THE EXERCISE — Scan the entries below for the word "VNINDEX". Copy each line that has it.

##### WORKING DATA #####

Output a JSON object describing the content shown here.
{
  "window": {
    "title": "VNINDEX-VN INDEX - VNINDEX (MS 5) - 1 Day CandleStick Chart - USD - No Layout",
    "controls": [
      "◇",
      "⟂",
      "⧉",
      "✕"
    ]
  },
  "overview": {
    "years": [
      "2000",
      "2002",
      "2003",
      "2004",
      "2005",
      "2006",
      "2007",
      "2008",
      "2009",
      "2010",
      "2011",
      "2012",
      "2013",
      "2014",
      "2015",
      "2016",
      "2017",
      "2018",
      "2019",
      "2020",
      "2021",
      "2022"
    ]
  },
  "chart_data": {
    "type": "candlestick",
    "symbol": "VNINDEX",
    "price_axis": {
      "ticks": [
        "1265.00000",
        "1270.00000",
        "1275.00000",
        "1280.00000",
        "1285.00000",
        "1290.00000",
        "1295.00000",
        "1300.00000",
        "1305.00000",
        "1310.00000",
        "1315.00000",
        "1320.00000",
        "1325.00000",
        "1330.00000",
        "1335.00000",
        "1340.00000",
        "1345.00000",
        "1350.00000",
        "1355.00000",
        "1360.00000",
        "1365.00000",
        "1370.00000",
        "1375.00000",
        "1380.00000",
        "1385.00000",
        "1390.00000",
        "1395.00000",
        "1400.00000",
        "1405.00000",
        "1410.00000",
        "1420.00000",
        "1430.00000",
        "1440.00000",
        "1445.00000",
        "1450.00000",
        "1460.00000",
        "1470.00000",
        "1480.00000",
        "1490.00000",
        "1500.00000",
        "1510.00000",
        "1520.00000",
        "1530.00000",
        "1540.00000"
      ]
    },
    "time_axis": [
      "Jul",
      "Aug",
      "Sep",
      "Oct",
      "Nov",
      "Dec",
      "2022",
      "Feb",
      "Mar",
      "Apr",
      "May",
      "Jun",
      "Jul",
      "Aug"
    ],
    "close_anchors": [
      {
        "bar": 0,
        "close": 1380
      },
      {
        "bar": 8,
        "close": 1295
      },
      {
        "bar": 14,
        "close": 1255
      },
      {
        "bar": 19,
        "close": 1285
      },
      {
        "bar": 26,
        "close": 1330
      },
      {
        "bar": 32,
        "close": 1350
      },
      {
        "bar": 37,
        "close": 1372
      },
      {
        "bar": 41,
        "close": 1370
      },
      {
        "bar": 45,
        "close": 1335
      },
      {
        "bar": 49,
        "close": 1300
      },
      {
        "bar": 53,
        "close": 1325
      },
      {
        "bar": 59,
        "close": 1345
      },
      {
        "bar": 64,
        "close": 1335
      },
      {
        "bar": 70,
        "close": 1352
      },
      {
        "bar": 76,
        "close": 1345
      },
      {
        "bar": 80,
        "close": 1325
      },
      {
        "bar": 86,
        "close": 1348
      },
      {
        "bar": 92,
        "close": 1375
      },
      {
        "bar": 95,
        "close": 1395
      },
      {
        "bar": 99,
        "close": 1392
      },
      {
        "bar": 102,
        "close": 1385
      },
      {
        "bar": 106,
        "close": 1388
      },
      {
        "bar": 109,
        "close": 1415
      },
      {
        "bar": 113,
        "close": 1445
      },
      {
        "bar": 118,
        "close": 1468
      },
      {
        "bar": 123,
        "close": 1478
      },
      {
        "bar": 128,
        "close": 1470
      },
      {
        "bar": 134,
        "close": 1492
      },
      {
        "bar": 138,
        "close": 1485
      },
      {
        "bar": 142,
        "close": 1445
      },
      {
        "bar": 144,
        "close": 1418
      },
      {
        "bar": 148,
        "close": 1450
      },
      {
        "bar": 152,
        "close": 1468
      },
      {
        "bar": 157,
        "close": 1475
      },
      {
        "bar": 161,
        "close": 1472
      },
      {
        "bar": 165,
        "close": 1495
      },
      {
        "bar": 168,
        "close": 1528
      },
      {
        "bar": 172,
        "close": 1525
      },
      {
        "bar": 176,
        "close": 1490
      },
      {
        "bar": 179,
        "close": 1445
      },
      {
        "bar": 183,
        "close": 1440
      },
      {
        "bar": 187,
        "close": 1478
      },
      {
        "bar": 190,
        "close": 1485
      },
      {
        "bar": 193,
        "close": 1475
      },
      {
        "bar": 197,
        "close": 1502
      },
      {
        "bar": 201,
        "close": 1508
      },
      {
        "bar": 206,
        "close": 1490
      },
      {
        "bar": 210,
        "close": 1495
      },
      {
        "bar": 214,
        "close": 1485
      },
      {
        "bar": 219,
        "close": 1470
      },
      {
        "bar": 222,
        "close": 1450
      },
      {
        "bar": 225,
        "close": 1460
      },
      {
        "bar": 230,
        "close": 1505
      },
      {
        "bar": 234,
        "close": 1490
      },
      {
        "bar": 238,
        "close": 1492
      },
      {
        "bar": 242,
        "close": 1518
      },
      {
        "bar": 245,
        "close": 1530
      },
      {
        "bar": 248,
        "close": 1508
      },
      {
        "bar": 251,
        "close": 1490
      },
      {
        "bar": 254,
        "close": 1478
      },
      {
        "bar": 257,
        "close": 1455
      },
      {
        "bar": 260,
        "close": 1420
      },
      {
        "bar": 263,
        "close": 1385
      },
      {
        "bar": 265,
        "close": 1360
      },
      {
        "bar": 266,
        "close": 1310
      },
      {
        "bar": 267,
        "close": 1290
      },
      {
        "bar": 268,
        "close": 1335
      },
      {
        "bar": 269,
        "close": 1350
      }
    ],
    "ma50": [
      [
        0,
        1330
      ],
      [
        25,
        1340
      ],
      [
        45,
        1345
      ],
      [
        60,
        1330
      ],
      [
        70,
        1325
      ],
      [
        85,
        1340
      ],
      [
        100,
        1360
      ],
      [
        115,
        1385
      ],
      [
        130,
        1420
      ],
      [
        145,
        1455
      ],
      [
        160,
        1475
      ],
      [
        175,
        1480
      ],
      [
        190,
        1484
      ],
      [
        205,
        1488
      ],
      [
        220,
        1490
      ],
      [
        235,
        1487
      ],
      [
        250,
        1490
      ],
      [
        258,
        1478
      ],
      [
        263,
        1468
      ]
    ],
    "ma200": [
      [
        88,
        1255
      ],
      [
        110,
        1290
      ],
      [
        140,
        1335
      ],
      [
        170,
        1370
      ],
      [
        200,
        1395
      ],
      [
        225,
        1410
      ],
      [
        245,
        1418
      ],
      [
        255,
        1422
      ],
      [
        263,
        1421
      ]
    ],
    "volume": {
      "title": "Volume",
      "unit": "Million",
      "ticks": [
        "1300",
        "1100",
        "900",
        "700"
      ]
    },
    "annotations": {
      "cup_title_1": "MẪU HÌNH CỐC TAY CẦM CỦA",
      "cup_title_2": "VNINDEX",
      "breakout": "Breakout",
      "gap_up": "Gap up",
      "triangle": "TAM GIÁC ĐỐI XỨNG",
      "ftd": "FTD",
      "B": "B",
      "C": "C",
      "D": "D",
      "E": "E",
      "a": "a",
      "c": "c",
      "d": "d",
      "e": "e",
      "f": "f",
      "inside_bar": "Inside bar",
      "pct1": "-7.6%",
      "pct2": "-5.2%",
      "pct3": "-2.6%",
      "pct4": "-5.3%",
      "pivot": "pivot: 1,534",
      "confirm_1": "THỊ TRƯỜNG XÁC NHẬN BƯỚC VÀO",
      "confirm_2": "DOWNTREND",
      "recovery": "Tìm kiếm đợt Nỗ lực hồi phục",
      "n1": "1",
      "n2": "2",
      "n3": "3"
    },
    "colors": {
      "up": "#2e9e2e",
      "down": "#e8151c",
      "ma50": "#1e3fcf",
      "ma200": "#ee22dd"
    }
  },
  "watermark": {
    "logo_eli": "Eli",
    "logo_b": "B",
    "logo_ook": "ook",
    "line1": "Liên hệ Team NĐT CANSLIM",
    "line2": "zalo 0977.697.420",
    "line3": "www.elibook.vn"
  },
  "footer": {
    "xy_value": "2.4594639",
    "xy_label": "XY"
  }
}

#####

SOLUTION TO THIS TASK —
    "title": "VNINDEX-VN INDEX - VNINDEX (MS 5) - 1 Day CandleStick Chart - USD - No Layout",
    "symbol": "VNINDEX",
      "cup_title_2": "VNINDEX",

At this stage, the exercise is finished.